Filter the entries that follow, copying every line in which the word "Steps" appears.
___ Input records
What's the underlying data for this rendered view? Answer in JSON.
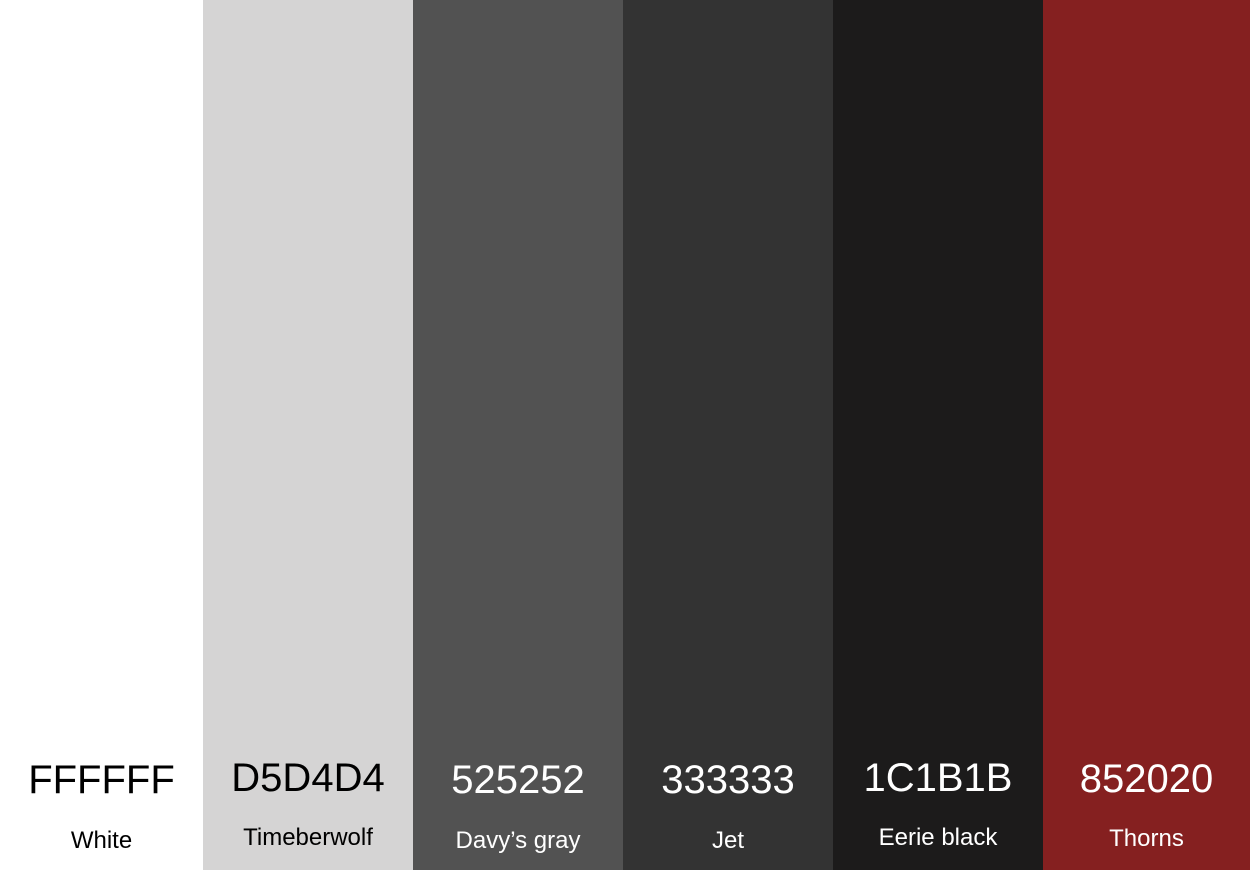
{
  "swatches": [
    {
      "hex": "FFFFFF",
      "name": "White",
      "color": "#FFFFFF",
      "text_color": "#000000"
    },
    {
      "hex": "D5D4D4",
      "name": "Timeberwolf",
      "color": "#D5D4D4",
      "text_color": "#000000"
    },
    {
      "hex": "525252",
      "name": "Davy’s gray",
      "color": "#525252",
      "text_color": "#FFFFFF"
    },
    {
      "hex": "333333",
      "name": "Jet",
      "color": "#333333",
      "text_color": "#FFFFFF"
    },
    {
      "hex": "1C1B1B",
      "name": "Eerie black",
      "color": "#1C1B1B",
      "text_color": "#FFFFFF"
    },
    {
      "hex": "852020",
      "name": "Thorns",
      "color": "#852020",
      "text_color": "#FFFFFF"
    }
  ]
}
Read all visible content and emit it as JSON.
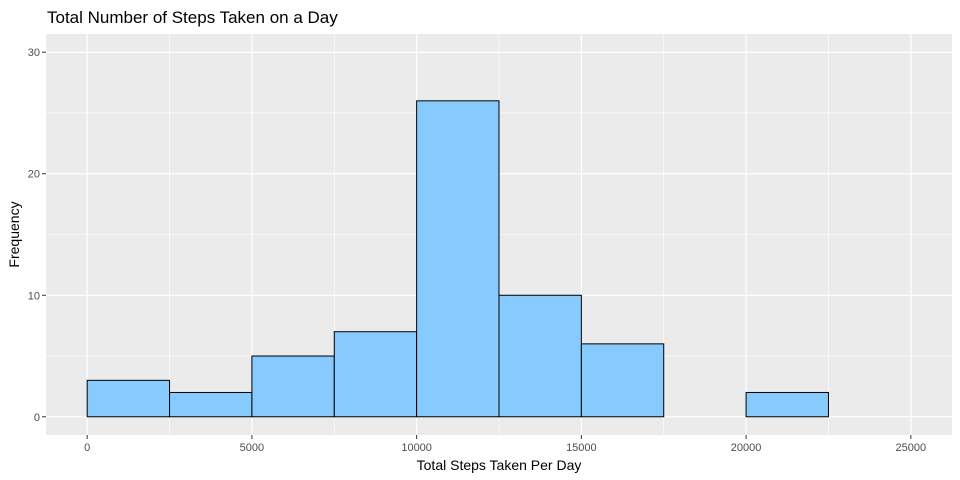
{
  "chart_data": {
    "type": "bar",
    "title": "Total Number of Steps Taken on a Day",
    "xlabel": "Total Steps Taken Per Day",
    "ylabel": "Frequency",
    "bins": [
      {
        "start": 0,
        "end": 2500,
        "count": 3
      },
      {
        "start": 2500,
        "end": 5000,
        "count": 2
      },
      {
        "start": 5000,
        "end": 7500,
        "count": 5
      },
      {
        "start": 7500,
        "end": 10000,
        "count": 7
      },
      {
        "start": 10000,
        "end": 12500,
        "count": 26
      },
      {
        "start": 12500,
        "end": 15000,
        "count": 10
      },
      {
        "start": 15000,
        "end": 17500,
        "count": 6
      },
      {
        "start": 17500,
        "end": 20000,
        "count": 0
      },
      {
        "start": 20000,
        "end": 22500,
        "count": 2
      },
      {
        "start": 22500,
        "end": 25000,
        "count": 0
      }
    ],
    "xlim": [
      -1250,
      26250
    ],
    "ylim": [
      -1.5,
      31.5
    ],
    "x_ticks": [
      0,
      5000,
      10000,
      15000,
      20000,
      25000
    ],
    "x_tick_labels": [
      "0",
      "5000",
      "10000",
      "15000",
      "20000",
      "25000"
    ],
    "y_ticks": [
      0,
      10,
      20,
      30
    ],
    "y_tick_labels": [
      "0",
      "10",
      "20",
      "30"
    ],
    "grid": true,
    "colors": {
      "panel_background": "#EBEBEB",
      "grid": "#FFFFFF",
      "bar_fill": "#87CAFD",
      "bar_outline": "#000000",
      "tick_text": "#4D4D4D",
      "tick_mark": "#333333"
    }
  }
}
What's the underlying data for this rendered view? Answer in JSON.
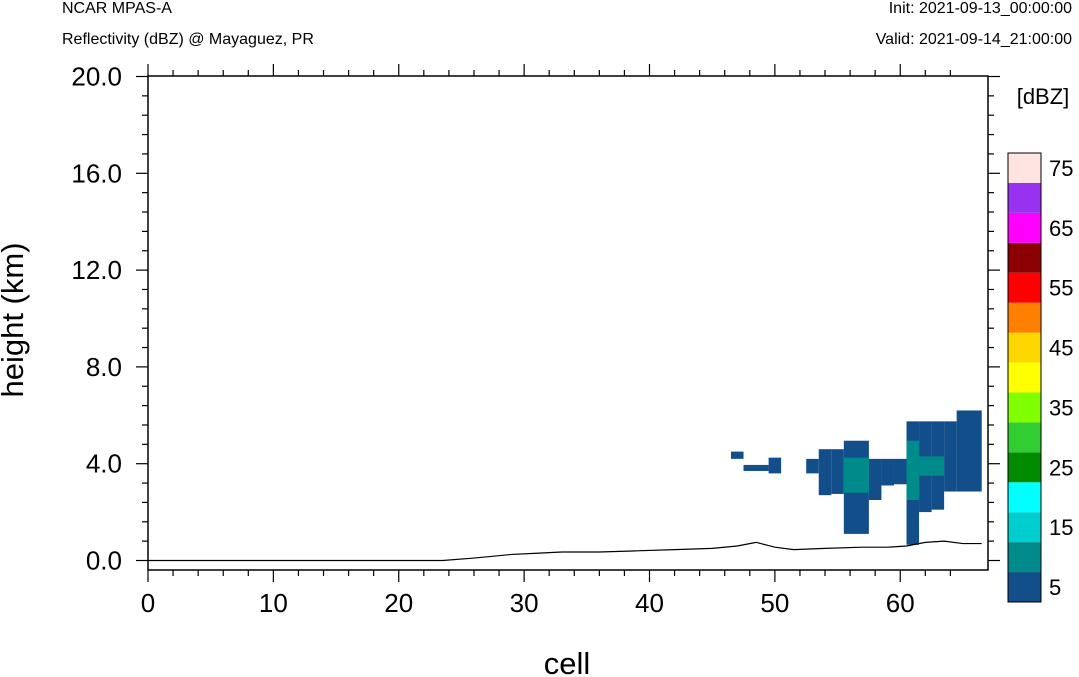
{
  "header": {
    "model": "NCAR MPAS-A",
    "subtitle": "Reflectivity (dBZ) @ Mayaguez, PR",
    "init": "Init: 2021-09-13_00:00:00",
    "valid": "Valid: 2021-09-14_21:00:00"
  },
  "chart_data": {
    "type": "heatmap",
    "xlabel": "cell",
    "ylabel": "height (km)",
    "xlim": [
      0,
      67
    ],
    "ylim": [
      -0.4,
      20.0
    ],
    "x_ticks": [
      0,
      10,
      20,
      30,
      40,
      50,
      60
    ],
    "x_tick_labels": [
      "0",
      "10",
      "20",
      "30",
      "40",
      "50",
      "60"
    ],
    "y_ticks": [
      0,
      4,
      8,
      12,
      16,
      20
    ],
    "y_tick_labels": [
      "0.0",
      "4.0",
      "8.0",
      "12.0",
      "16.0",
      "20.0"
    ],
    "colorbar": {
      "title": "[dBZ]",
      "colors": [
        "#124e8a",
        "#008b8b",
        "#00cdcd",
        "#00ffff",
        "#008b00",
        "#32cd32",
        "#7fff00",
        "#ffff00",
        "#ffd700",
        "#ff7f00",
        "#ff0000",
        "#8b0000",
        "#ff00ff",
        "#9932f0",
        "#ffe4e1"
      ],
      "labels": [
        "5",
        "15",
        "25",
        "35",
        "45",
        "55",
        "65",
        "75"
      ]
    },
    "cells": [
      {
        "x0": 46.5,
        "x1": 47.5,
        "y0": 4.2,
        "y1": 4.5,
        "level": 0
      },
      {
        "x0": 47.5,
        "x1": 49.5,
        "y0": 3.7,
        "y1": 3.95,
        "level": 0
      },
      {
        "x0": 49.5,
        "x1": 50.5,
        "y0": 3.6,
        "y1": 4.25,
        "level": 0
      },
      {
        "x0": 52.5,
        "x1": 53.5,
        "y0": 3.6,
        "y1": 4.2,
        "level": 0
      },
      {
        "x0": 53.5,
        "x1": 54.5,
        "y0": 2.7,
        "y1": 4.6,
        "level": 0
      },
      {
        "x0": 54.5,
        "x1": 55.5,
        "y0": 2.75,
        "y1": 4.6,
        "level": 0
      },
      {
        "x0": 55.5,
        "x1": 57.5,
        "y0": 1.1,
        "y1": 4.95,
        "level": 0
      },
      {
        "x0": 57.5,
        "x1": 58.5,
        "y0": 2.5,
        "y1": 4.2,
        "level": 0
      },
      {
        "x0": 58.5,
        "x1": 59.5,
        "y0": 3.1,
        "y1": 4.2,
        "level": 0
      },
      {
        "x0": 59.5,
        "x1": 60.5,
        "y0": 3.15,
        "y1": 4.2,
        "level": 0
      },
      {
        "x0": 60.5,
        "x1": 61.5,
        "y0": 0.65,
        "y1": 5.75,
        "level": 0
      },
      {
        "x0": 61.5,
        "x1": 62.5,
        "y0": 2.0,
        "y1": 5.75,
        "level": 0
      },
      {
        "x0": 62.5,
        "x1": 63.5,
        "y0": 2.1,
        "y1": 5.75,
        "level": 0
      },
      {
        "x0": 63.5,
        "x1": 64.5,
        "y0": 2.85,
        "y1": 5.75,
        "level": 0
      },
      {
        "x0": 64.5,
        "x1": 66.5,
        "y0": 2.85,
        "y1": 6.2,
        "level": 0
      },
      {
        "x0": 55.5,
        "x1": 57.5,
        "y0": 2.8,
        "y1": 4.25,
        "level": 1
      },
      {
        "x0": 60.5,
        "x1": 61.5,
        "y0": 2.5,
        "y1": 4.95,
        "level": 1
      },
      {
        "x0": 61.5,
        "x1": 63.5,
        "y0": 3.5,
        "y1": 4.3,
        "level": 1
      }
    ],
    "terrain": {
      "x": [
        0,
        23.5,
        26,
        29,
        31,
        33,
        36,
        39,
        42,
        45,
        47,
        48.5,
        50,
        51.5,
        54,
        57,
        59,
        60.5,
        62,
        63.5,
        65,
        66.5
      ],
      "y": [
        0.0,
        0.0,
        0.1,
        0.25,
        0.3,
        0.35,
        0.35,
        0.4,
        0.45,
        0.5,
        0.6,
        0.75,
        0.55,
        0.45,
        0.5,
        0.55,
        0.55,
        0.6,
        0.75,
        0.8,
        0.7,
        0.7
      ]
    }
  }
}
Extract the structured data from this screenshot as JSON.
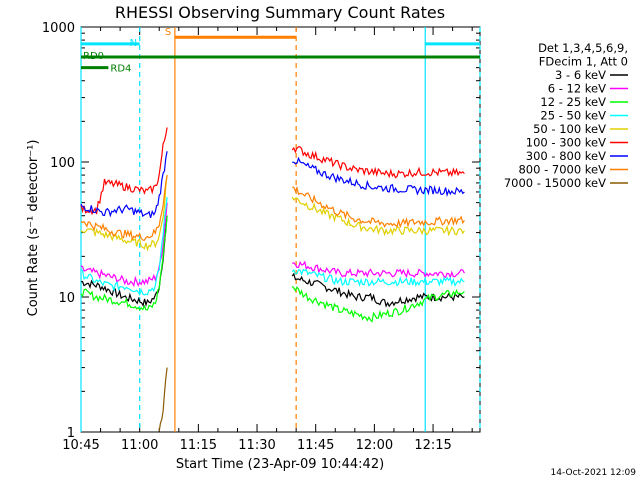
{
  "chart_data": {
    "type": "line",
    "title": "RHESSI Observing Summary Count Rates",
    "xlabel": "Start Time (23-Apr-09 10:44:42)",
    "ylabel": "Count Rate (s⁻¹ detector⁻¹)",
    "yscale": "log",
    "ylim": [
      1,
      1000
    ],
    "xlim_minutes": [
      0,
      102
    ],
    "x_ticks": [
      {
        "label": "10:45",
        "minute": 0
      },
      {
        "label": "11:00",
        "minute": 15
      },
      {
        "label": "11:15",
        "minute": 30
      },
      {
        "label": "11:30",
        "minute": 45
      },
      {
        "label": "11:45",
        "minute": 60
      },
      {
        "label": "12:00",
        "minute": 75
      },
      {
        "label": "12:15",
        "minute": 90
      }
    ],
    "y_ticks": [
      {
        "label": "1",
        "value": 1
      },
      {
        "label": "10",
        "value": 10
      },
      {
        "label": "100",
        "value": 100
      },
      {
        "label": "1000",
        "value": 1000
      }
    ],
    "legend_header": [
      "Det 1,3,4,5,6,9,",
      "FDecim 1, Att 0"
    ],
    "series": [
      {
        "name": "3 - 6 keV",
        "color": "#000000",
        "gap_x": [
          22,
          54
        ],
        "points": [
          [
            0,
            13
          ],
          [
            5,
            12
          ],
          [
            8,
            11
          ],
          [
            11,
            10
          ],
          [
            14,
            9.5
          ],
          [
            17,
            9
          ],
          [
            19,
            10
          ],
          [
            20,
            12
          ],
          [
            21,
            20
          ],
          [
            22,
            40
          ]
        ],
        "points2": [
          [
            54,
            14
          ],
          [
            58,
            13
          ],
          [
            62,
            12
          ],
          [
            66,
            11
          ],
          [
            70,
            10
          ],
          [
            74,
            10
          ],
          [
            78,
            9
          ],
          [
            82,
            9.5
          ],
          [
            86,
            10
          ],
          [
            90,
            10
          ],
          [
            94,
            10
          ],
          [
            98,
            10
          ]
        ]
      },
      {
        "name": "6 - 12 keV",
        "color": "#ff00ff",
        "gap_x": [
          22,
          54
        ],
        "points": [
          [
            0,
            16
          ],
          [
            4,
            15
          ],
          [
            8,
            14
          ],
          [
            12,
            13
          ],
          [
            15,
            13
          ],
          [
            17,
            13
          ],
          [
            19,
            14
          ],
          [
            20,
            16
          ],
          [
            21,
            25
          ],
          [
            22,
            50
          ]
        ],
        "points2": [
          [
            54,
            18
          ],
          [
            58,
            17
          ],
          [
            62,
            16
          ],
          [
            66,
            15
          ],
          [
            70,
            15
          ],
          [
            74,
            15
          ],
          [
            78,
            15
          ],
          [
            82,
            15
          ],
          [
            86,
            15
          ],
          [
            90,
            15
          ],
          [
            94,
            15
          ],
          [
            98,
            15
          ]
        ]
      },
      {
        "name": "12 - 25 keV",
        "color": "#00ff00",
        "gap_x": [
          22,
          54
        ],
        "points": [
          [
            0,
            11
          ],
          [
            4,
            10
          ],
          [
            8,
            9.5
          ],
          [
            12,
            9
          ],
          [
            15,
            8.5
          ],
          [
            17,
            8
          ],
          [
            19,
            9
          ],
          [
            20,
            12
          ],
          [
            21,
            20
          ],
          [
            22,
            40
          ]
        ],
        "points2": [
          [
            54,
            12
          ],
          [
            58,
            10
          ],
          [
            62,
            9
          ],
          [
            66,
            8
          ],
          [
            70,
            7.5
          ],
          [
            74,
            7
          ],
          [
            78,
            7.5
          ],
          [
            82,
            8
          ],
          [
            86,
            9
          ],
          [
            90,
            10
          ],
          [
            94,
            10.5
          ],
          [
            98,
            11
          ]
        ]
      },
      {
        "name": "25 - 50 keV",
        "color": "#00ffff",
        "gap_x": [
          22,
          54
        ],
        "points": [
          [
            0,
            15
          ],
          [
            4,
            13
          ],
          [
            8,
            12
          ],
          [
            12,
            12
          ],
          [
            15,
            11
          ],
          [
            17,
            11
          ],
          [
            19,
            12
          ],
          [
            20,
            16
          ],
          [
            21,
            30
          ],
          [
            22,
            55
          ]
        ],
        "points2": [
          [
            54,
            16
          ],
          [
            58,
            15
          ],
          [
            62,
            14
          ],
          [
            66,
            13
          ],
          [
            70,
            13
          ],
          [
            74,
            13
          ],
          [
            78,
            13
          ],
          [
            82,
            13
          ],
          [
            86,
            13
          ],
          [
            90,
            13
          ],
          [
            94,
            13
          ],
          [
            98,
            13
          ]
        ]
      },
      {
        "name": "50 - 100 keV",
        "color": "#e0d000",
        "gap_x": [
          22,
          54
        ],
        "points": [
          [
            0,
            32
          ],
          [
            4,
            30
          ],
          [
            8,
            28
          ],
          [
            12,
            26
          ],
          [
            15,
            25
          ],
          [
            17,
            24
          ],
          [
            19,
            25
          ],
          [
            20,
            28
          ],
          [
            21,
            40
          ],
          [
            22,
            80
          ]
        ],
        "points2": [
          [
            54,
            55
          ],
          [
            58,
            48
          ],
          [
            62,
            42
          ],
          [
            66,
            38
          ],
          [
            70,
            34
          ],
          [
            74,
            32
          ],
          [
            78,
            31
          ],
          [
            82,
            31
          ],
          [
            86,
            31
          ],
          [
            90,
            31
          ],
          [
            94,
            31
          ],
          [
            98,
            31
          ]
        ]
      },
      {
        "name": "100 - 300 keV",
        "color": "#ff0000",
        "gap_x": [
          22,
          54
        ],
        "points": [
          [
            0,
            45
          ],
          [
            4,
            44
          ],
          [
            6,
            70
          ],
          [
            9,
            68
          ],
          [
            12,
            65
          ],
          [
            15,
            62
          ],
          [
            17,
            60
          ],
          [
            19,
            65
          ],
          [
            20,
            80
          ],
          [
            21,
            130
          ],
          [
            22,
            180
          ]
        ],
        "points2": [
          [
            54,
            130
          ],
          [
            58,
            115
          ],
          [
            62,
            105
          ],
          [
            66,
            95
          ],
          [
            70,
            88
          ],
          [
            74,
            85
          ],
          [
            78,
            82
          ],
          [
            82,
            82
          ],
          [
            86,
            84
          ],
          [
            90,
            84
          ],
          [
            94,
            83
          ],
          [
            98,
            82
          ]
        ]
      },
      {
        "name": "300 - 800 keV",
        "color": "#0000ff",
        "gap_x": [
          22,
          54
        ],
        "points": [
          [
            0,
            47
          ],
          [
            3,
            45
          ],
          [
            6,
            42
          ],
          [
            9,
            44
          ],
          [
            12,
            45
          ],
          [
            15,
            42
          ],
          [
            17,
            40
          ],
          [
            19,
            42
          ],
          [
            20,
            55
          ],
          [
            21,
            80
          ],
          [
            22,
            120
          ]
        ],
        "points2": [
          [
            54,
            105
          ],
          [
            58,
            92
          ],
          [
            62,
            82
          ],
          [
            66,
            75
          ],
          [
            70,
            70
          ],
          [
            74,
            66
          ],
          [
            78,
            64
          ],
          [
            82,
            63
          ],
          [
            86,
            62
          ],
          [
            90,
            62
          ],
          [
            94,
            61
          ],
          [
            98,
            60
          ]
        ]
      },
      {
        "name": "800 - 7000 keV",
        "color": "#ff8000",
        "gap_x": [
          22,
          54
        ],
        "points": [
          [
            0,
            37
          ],
          [
            3,
            34
          ],
          [
            6,
            32
          ],
          [
            9,
            30
          ],
          [
            12,
            29
          ],
          [
            15,
            28
          ],
          [
            17,
            28
          ],
          [
            19,
            30
          ],
          [
            20,
            35
          ],
          [
            21,
            50
          ],
          [
            22,
            80
          ]
        ],
        "points2": [
          [
            54,
            65
          ],
          [
            58,
            55
          ],
          [
            62,
            48
          ],
          [
            66,
            42
          ],
          [
            70,
            38
          ],
          [
            74,
            36
          ],
          [
            78,
            35
          ],
          [
            82,
            35
          ],
          [
            86,
            36
          ],
          [
            90,
            36
          ],
          [
            94,
            37
          ],
          [
            98,
            37
          ]
        ]
      },
      {
        "name": "7000 - 15000 keV",
        "color": "#8b5a00",
        "gap_x": [
          22,
          54
        ],
        "points": [
          [
            20,
            1
          ],
          [
            21,
            1.5
          ],
          [
            22,
            3
          ]
        ],
        "points2": []
      }
    ],
    "flags": [
      {
        "label": "RD0",
        "color": "#008000",
        "value": 600,
        "x_start": 0,
        "x_end": 102
      },
      {
        "label": "RD4",
        "color": "#008000",
        "value": 500,
        "x_start": 0,
        "x_end": 7
      },
      {
        "label": "N",
        "color": "#00e5ff",
        "value": 750,
        "x_start": 0,
        "x_end": 15
      },
      {
        "label": "",
        "color": "#00e5ff",
        "value": 750,
        "x_start": 88,
        "x_end": 102
      },
      {
        "label": "S",
        "color": "#ff8000",
        "value": 840,
        "x_start": 24,
        "x_end": 55
      }
    ],
    "vlines": [
      {
        "minute": 15,
        "color": "#00e5ff",
        "dashed": true
      },
      {
        "minute": 24,
        "color": "#ff8000",
        "dashed": false
      },
      {
        "minute": 55,
        "color": "#ff8000",
        "dashed": true
      },
      {
        "minute": 88,
        "color": "#00e5ff",
        "dashed": false
      },
      {
        "minute": 102,
        "color": "#00e5ff",
        "dashed": true
      },
      {
        "minute": 0,
        "color": "#00e5ff",
        "dashed": false
      }
    ],
    "footer_timestamp": "14-Oct-2021 12:09"
  }
}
______
**Output below:**
    "title": "Total Number of Steps Taken on a Day",
    "xlabel": "Total Steps Taken Per Day",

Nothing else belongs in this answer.